**ИСХОДНЫЙ ТЕКСТ:**
Граница между этим селением, в которое как бы случайно попадает главный герой, и «греховным» миром не так уж непроницаема. Конрад с удивлением находит припрятанный в углу телефонный аппарат, он нередко чувствует направленную на него, как на чужака, агрессию и ждет, что «вот-вот сверкнет лезвие предательского ножа». Похожие на «королей, дам, валетов», жители исподтишка следят за Конрадом как неотвязные «соглядатаи» (Яновский неоднократно позволяет себе подобные пародийные отсылки к ранним романам Набокова). И хотя это селение гораздо привлекательнее, чем гротескный рай, описанный в конце «Портативного бессмертия», все же оно далеко от блаженной утопии. Но пусть и не совершенный, мир этот воспринимается как более подлинный, первичный по отношению к существованию в ограниченной историко-географической реальности. Селение оказывается не идиллическим, а скорее символическим локусом, в котором возможно примирение, слияние противоположных начал – времени и вечности; прошлого, настоящего и будущего; жизни и смерти; бывшего и небывшего.


Истина в романе глаголет устами некоего Бруно, деревенского пророка, который сам того не ведая оказывается в центре международного политического заговора. Помнящий всю историю вселенной, Бруно отстаивает плюрализм личности, заявляя: «Личность – это Мы». Рассуждениям о том, что составляет вечную и неповторимую личность, предается и деревенский проповедник на собраниях в молельном доме. Из его парадоксальных речей следует, что наши представления о подлинной, не имеющей ни конца ни начала личности искажены «короткой, бытовой» памятью, не способной удержать даже раннее младенчество конкретного человека, не говоря уже о моменте сотворения мира. Обыденной памяти в романе противопоставлена «космическая память», то есть память о некоем «изначальном всеединстве», символом которой выступает фантомная боль:

«Человек, если у него ампутировать руку или ногу, потом все еще чувствует боль как бы в пальцах отрезанной конечности. Это зовется фантомной болью. Но боль эта на самом деле совсем не мнимая, а свидетельствует о глубокой подлинной трансреальной памяти. Мы все испытываем большую или меньшую мучительную неуютность в этом мире, доказывающую, что где-то, когда-то, кем-то была произведена над нами страшная, пожалуй спасительная, но суровая операция».

[Данные разметки макета]
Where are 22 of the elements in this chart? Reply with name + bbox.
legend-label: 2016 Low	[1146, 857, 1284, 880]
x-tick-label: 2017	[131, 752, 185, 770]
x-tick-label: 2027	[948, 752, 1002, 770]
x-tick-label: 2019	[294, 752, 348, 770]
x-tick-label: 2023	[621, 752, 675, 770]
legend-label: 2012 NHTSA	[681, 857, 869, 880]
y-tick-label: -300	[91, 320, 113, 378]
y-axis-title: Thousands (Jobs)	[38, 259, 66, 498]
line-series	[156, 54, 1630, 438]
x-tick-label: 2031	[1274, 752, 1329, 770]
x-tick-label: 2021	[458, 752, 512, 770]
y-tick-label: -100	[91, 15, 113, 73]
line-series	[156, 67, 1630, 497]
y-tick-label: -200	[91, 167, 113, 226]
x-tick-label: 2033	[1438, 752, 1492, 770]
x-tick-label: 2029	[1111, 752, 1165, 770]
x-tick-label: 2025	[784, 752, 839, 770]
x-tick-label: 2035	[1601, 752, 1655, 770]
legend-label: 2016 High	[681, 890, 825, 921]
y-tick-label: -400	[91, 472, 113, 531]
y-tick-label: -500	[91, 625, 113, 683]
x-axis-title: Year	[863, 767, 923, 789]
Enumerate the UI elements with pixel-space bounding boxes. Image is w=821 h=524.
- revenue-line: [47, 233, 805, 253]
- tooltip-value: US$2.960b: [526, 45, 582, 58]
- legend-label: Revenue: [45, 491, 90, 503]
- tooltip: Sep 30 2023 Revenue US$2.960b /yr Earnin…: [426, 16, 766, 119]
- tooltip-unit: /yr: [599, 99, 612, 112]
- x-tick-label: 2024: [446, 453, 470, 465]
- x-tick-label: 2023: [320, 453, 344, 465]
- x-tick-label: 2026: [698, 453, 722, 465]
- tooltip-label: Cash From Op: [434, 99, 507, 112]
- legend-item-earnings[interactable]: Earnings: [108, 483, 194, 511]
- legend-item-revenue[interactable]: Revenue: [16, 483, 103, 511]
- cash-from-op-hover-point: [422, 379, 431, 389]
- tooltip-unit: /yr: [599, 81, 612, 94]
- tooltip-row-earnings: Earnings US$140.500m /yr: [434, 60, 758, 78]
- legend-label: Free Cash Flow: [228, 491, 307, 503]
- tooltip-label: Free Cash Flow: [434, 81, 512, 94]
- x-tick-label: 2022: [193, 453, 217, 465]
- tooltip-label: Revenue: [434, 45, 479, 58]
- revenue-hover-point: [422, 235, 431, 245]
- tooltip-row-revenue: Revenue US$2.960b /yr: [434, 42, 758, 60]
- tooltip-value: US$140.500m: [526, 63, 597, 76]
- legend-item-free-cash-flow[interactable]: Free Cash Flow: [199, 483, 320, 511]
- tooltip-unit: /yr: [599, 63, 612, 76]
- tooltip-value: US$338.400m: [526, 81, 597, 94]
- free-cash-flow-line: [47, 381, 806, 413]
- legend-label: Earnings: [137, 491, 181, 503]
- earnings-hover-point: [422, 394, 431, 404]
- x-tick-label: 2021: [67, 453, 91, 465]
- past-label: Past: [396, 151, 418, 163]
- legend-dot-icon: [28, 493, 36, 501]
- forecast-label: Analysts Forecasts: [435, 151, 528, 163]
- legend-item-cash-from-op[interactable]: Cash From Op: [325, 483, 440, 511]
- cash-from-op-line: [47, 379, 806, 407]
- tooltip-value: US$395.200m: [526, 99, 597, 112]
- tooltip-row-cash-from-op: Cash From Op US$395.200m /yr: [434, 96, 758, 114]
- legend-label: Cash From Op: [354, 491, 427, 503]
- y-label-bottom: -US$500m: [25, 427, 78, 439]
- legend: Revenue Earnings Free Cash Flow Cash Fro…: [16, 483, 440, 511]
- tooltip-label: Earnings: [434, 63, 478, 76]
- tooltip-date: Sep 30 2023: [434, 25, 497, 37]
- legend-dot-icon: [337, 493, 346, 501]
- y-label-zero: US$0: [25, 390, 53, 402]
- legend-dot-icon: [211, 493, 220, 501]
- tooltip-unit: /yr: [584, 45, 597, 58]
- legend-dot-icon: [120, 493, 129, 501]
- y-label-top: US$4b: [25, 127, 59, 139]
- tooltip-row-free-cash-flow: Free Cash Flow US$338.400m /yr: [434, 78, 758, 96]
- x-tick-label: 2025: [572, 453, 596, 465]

**ЗАДАЧИ:**
a) Выпишите из текста о романе Яновского все пары (или группы) противоположных начал, примирение которых, по словам автора, возможно в селении.
b) Подхватите текст о романе Яновского и продолжите его после последнего приведенного предложения.
Эти позиции для работы не понадобятся.

**ОТВЕТЫ:**
a) время и вечность; прошлое, настоящее и будущее; жизнь и смерть; бывшее и небывшее

b)
Параллельно с развитием идеи о двух видах памяти (в чем нетрудно увидеть влияние учения Анри Бергсона, который был кумиром писателей межвоенного поколения) Яновский через своих героев ставит и вопрос о двух концепциях времени, объявляя несостоятельными обыденные представления о его линейном, поступательном движении и предупреждая об опасности, таящейся в человеческой логике, привычке во всем видеть причинно-следственные связи. По словам Бруно, «Прошлое… находится впереди человека, а не позади. Иначе он бы не видел своего прошлого, а видел бы будущее: если б оно было перед его глазами! Будущее за плечами, и потому он его не лицезреет. Чтобы продвигаться вперед, в неведомое, человек должен пятиться назад; так это выглядит для неземного наблюдателя». История приключений главного героя и кольцевая структура романа как будто иллюстрируют мечту автора об обратимости времени, о возможности вернуться вспять и «сделать бывшее небывшим».

Все эти размышления сводятся к главной для Яновского религиозно-философской проблеме: может ли Бог переделать свое несовершенное творение? Эта мысль, перекликающаяся с религиозной метафизикой Бердяева, занимала Яновского уже задолго до написания романа «По ту сторону времени». Например, в повести «Челюсть эмигранта» один из персонажей излагает учение, в соответствии с которым Бог не был свободен в своем творческом акте, так как создавал мир не из «собственного», а из предсуществующего материала, чем и объясняется неудачный результат. Следующий неизбежный вопрос заключался для Яновского в том, как человечество, используя свободу воли и заложенный в нем творческий потенциал, может содействовать преображению мира. В одном из своих эссе он цитирует фразу Анри Бергсона «Бог создал человека, а человек создал машину». Эта формула сотворчества Бога и человека была ему особенно близка – Яновский был убежден, что для реализации содержащегося в Библии обещания «воскресения из мертвых» и «жизни вечной» необходимо активное и сознательное участие всего человечества[14].

В отличие от «Портативного бессмертия», в котором сомнительный план спасения мира от погружения во зло и окончательного распада зависел от механического изобретения и насильственного использования живительных лучей против ничего не подозревающих жителей планеты, в романе «По ту сторону времени» содержится намек на то, что смерть может быть преодолена «изнутри», через отказ от рутинных форм мышления, представлений о линейности времени и реализации себя в коллективном творческом акте. Пророк Бруно формулирует следующий проект спасения земли, которой угрожает гибель:

«Надо перенестись в другие точки космоса, в другие созвездия и туманности. Уйти, вовремя подготовить переселение. Заразить нашими клетками и лучами другие небесные тела… Там надо разбить сады и цветники, оплодотворить почву, огласить музыкой и смехом, любовью, игрой и творческой мыслью согреть камни. Это ли не Божье дело? И человечье… Обсеменить еще одну вселенную, творить новые миры, создавать жизнь за пределами Млечного Пути и даже там, где кончается материя или наше пространство, куда свет еще не распространился».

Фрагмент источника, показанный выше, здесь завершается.